WHAT IS BEING ASKED
Output the full listing below exactly, without the pictures.

---------- DATA FOR THE TASK

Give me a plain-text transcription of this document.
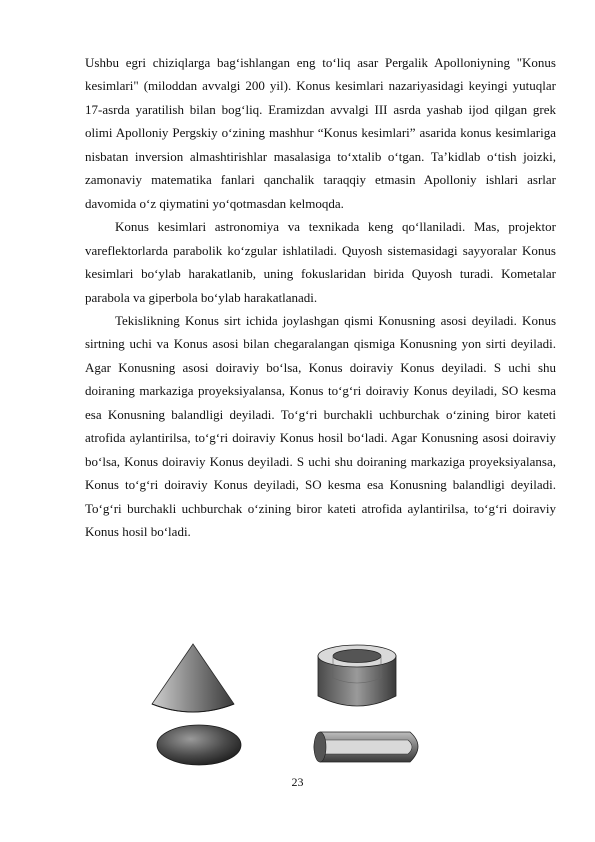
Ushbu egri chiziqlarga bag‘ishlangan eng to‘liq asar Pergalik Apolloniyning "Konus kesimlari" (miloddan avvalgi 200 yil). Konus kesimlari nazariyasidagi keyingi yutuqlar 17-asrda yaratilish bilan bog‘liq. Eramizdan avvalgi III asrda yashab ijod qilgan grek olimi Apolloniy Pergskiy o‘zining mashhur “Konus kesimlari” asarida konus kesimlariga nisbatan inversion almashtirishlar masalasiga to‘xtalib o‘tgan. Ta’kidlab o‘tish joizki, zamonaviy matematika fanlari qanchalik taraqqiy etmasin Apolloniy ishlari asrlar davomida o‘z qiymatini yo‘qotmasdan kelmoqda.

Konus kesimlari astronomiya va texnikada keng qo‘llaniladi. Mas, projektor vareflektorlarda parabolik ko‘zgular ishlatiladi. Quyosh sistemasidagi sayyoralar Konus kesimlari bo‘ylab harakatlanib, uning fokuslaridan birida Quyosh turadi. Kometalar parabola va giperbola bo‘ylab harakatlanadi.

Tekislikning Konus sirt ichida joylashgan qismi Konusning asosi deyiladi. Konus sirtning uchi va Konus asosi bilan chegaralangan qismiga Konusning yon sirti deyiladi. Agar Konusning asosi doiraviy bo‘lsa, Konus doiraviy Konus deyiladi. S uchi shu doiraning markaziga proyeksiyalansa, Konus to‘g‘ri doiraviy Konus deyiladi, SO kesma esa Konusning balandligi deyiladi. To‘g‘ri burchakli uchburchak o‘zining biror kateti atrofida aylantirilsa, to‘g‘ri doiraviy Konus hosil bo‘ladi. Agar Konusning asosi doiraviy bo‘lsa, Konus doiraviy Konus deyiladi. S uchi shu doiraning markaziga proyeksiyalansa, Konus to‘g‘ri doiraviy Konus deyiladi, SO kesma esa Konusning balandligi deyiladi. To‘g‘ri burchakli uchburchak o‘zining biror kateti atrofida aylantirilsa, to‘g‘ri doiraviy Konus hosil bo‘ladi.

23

--------------------

COMPLETED EXERCISE
Give me a plain-text transcription of this document.
Ushbu egri chiziqlarga bag‘ishlangan eng to‘liq asar Pergalik Apolloniyning "Konus kesimlari" (miloddan avvalgi 200 yil). Konus kesimlari nazariyasidagi keyingi yutuqlar 17-asrda yaratilish bilan bog‘liq. Eramizdan avvalgi III asrda yashab ijod qilgan grek olimi Apolloniy Pergskiy o‘zining mashhur “Konus kesimlari” asarida konus kesimlariga nisbatan inversion almashtirishlar masalasiga to‘xtalib o‘tgan. Ta’kidlab o‘tish joizki, zamonaviy matematika fanlari qanchalik taraqqiy etmasin Apolloniy ishlari asrlar davomida o‘z qiymatini yo‘qotmasdan kelmoqda.

Konus kesimlari astronomiya va texnikada keng qo‘llaniladi. Mas, projektor vareflektorlarda parabolik ko‘zgular ishlatiladi. Quyosh sistemasidagi sayyoralar Konus kesimlari bo‘ylab harakatlanib, uning fokuslaridan birida Quyosh turadi. Kometalar parabola va giperbola bo‘ylab harakatlanadi.

Tekislikning Konus sirt ichida joylashgan qismi Konusning asosi deyiladi. Konus sirtning uchi va Konus asosi bilan chegaralangan qismiga Konusning yon sirti deyiladi. Agar Konusning asosi doiraviy bo‘lsa, Konus doiraviy Konus deyiladi. S uchi shu doiraning markaziga proyeksiyalansa, Konus to‘g‘ri doiraviy Konus deyiladi, SO kesma esa Konusning balandligi deyiladi. To‘g‘ri burchakli uchburchak o‘zining biror kateti atrofida aylantirilsa, to‘g‘ri doiraviy Konus hosil bo‘ladi. Agar Konusning asosi doiraviy bo‘lsa, Konus doiraviy Konus deyiladi. S uchi shu doiraning markaziga proyeksiyalansa, Konus to‘g‘ri doiraviy Konus deyiladi, SO kesma esa Konusning balandligi deyiladi. To‘g‘ri burchakli uchburchak o‘zining biror kateti atrofida aylantirilsa, to‘g‘ri doiraviy Konus hosil bo‘ladi.

23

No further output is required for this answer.